Exercise directions:
Lift out all lines below that contain "由一个或一种细胞增殖产生的后代".

— START Given records —

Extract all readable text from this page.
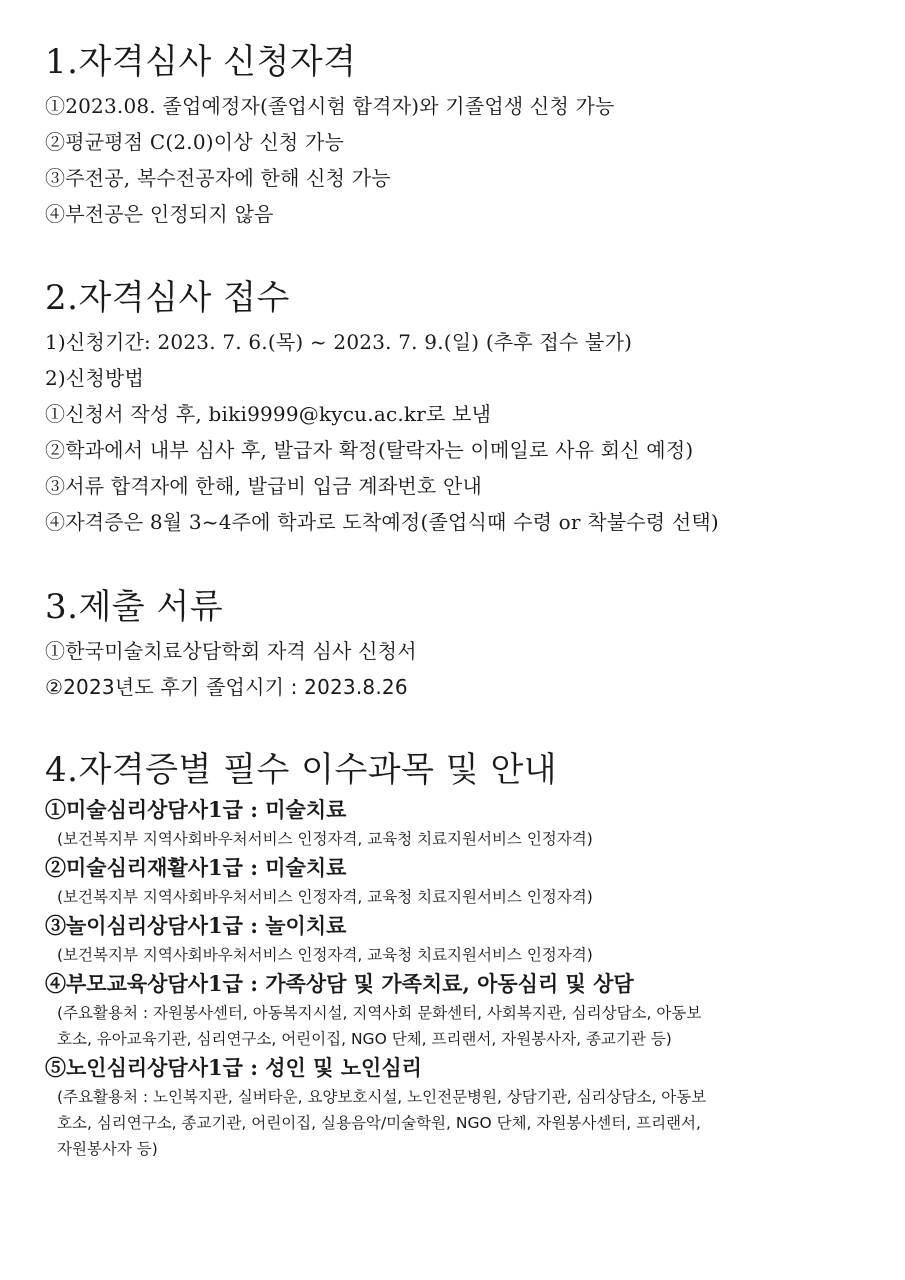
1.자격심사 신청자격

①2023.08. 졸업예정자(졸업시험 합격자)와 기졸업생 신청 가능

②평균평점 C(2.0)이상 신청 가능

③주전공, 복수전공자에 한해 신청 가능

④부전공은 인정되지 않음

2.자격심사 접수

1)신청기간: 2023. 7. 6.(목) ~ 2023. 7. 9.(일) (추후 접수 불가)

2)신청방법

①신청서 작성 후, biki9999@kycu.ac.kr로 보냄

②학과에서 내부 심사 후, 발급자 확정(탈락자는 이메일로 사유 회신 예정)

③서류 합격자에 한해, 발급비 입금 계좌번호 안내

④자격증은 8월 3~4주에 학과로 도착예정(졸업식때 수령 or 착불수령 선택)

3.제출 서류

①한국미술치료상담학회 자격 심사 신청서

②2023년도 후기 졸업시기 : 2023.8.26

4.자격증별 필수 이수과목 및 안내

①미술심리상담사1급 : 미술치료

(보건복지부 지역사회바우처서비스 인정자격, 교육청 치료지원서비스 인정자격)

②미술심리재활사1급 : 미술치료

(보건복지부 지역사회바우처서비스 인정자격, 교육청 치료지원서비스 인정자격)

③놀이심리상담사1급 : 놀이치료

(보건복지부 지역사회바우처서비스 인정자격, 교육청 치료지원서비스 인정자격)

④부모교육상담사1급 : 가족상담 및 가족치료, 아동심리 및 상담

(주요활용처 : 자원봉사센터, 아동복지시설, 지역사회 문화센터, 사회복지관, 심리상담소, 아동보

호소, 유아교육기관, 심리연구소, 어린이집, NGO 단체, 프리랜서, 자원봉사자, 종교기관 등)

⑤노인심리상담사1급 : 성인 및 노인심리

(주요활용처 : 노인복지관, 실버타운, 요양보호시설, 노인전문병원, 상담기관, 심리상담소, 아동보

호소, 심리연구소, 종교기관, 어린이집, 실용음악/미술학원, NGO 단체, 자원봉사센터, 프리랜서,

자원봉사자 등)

— END Given records —
— START Given records —

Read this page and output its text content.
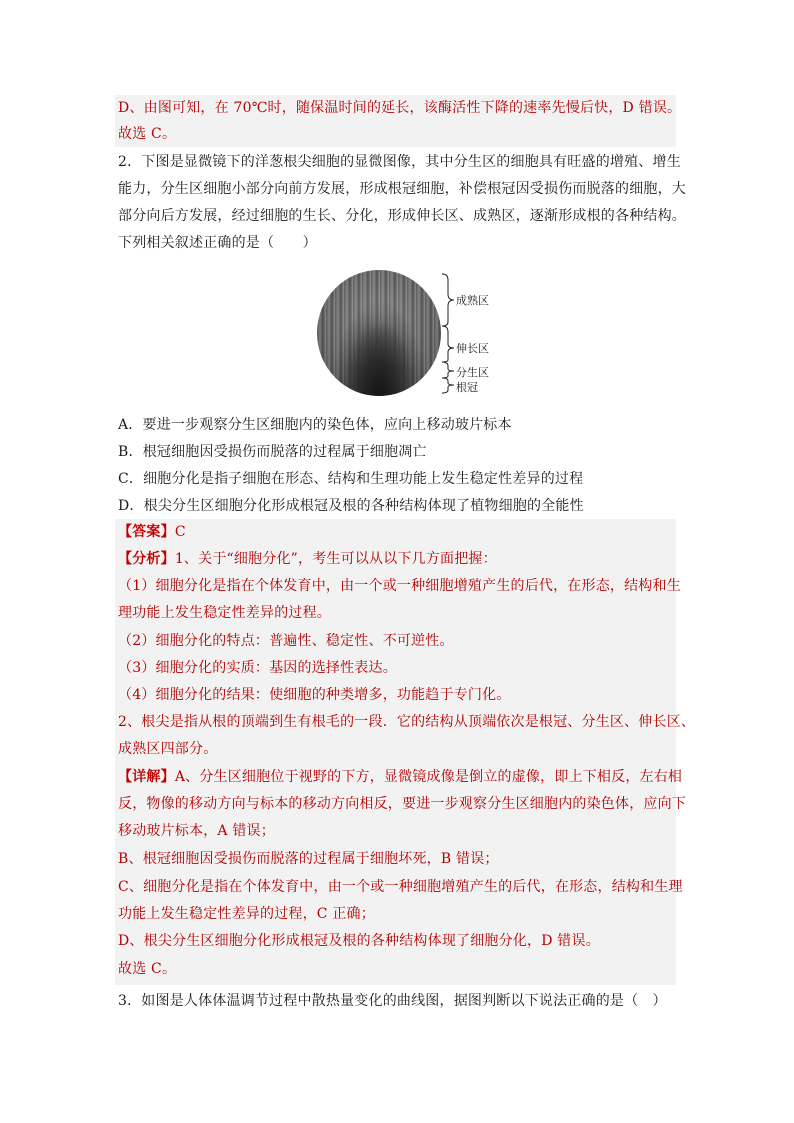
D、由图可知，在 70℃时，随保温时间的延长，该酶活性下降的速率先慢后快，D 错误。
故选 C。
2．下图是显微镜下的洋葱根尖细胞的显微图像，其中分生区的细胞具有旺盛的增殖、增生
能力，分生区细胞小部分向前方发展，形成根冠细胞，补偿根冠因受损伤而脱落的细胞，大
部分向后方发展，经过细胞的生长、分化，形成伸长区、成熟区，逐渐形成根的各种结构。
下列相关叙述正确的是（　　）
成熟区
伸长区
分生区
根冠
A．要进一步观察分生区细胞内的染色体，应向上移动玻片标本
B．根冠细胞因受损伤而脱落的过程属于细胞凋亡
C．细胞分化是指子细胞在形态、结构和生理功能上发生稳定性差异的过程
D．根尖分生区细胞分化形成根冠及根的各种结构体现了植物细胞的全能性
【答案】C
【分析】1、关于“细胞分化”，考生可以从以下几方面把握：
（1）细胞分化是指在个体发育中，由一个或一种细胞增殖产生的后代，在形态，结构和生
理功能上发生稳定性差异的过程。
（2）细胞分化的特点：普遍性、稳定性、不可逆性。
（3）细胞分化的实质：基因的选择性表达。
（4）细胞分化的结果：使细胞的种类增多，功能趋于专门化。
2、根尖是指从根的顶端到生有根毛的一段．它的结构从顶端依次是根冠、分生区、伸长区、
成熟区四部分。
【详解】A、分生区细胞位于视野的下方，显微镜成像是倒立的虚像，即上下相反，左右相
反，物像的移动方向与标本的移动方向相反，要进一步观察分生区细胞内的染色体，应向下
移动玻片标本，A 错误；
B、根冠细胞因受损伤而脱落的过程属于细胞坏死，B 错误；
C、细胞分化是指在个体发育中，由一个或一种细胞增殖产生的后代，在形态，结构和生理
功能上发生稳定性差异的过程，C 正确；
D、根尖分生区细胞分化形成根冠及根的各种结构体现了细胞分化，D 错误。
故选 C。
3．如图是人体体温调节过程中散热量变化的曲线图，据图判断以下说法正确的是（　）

— END Given records —

Task response:
（1）细胞分化是指在个体发育中，由一个或一种细胞增殖产生的后代，在形态，结构和生
C、细胞分化是指在个体发育中，由一个或一种细胞增殖产生的后代，在形态，结构和生理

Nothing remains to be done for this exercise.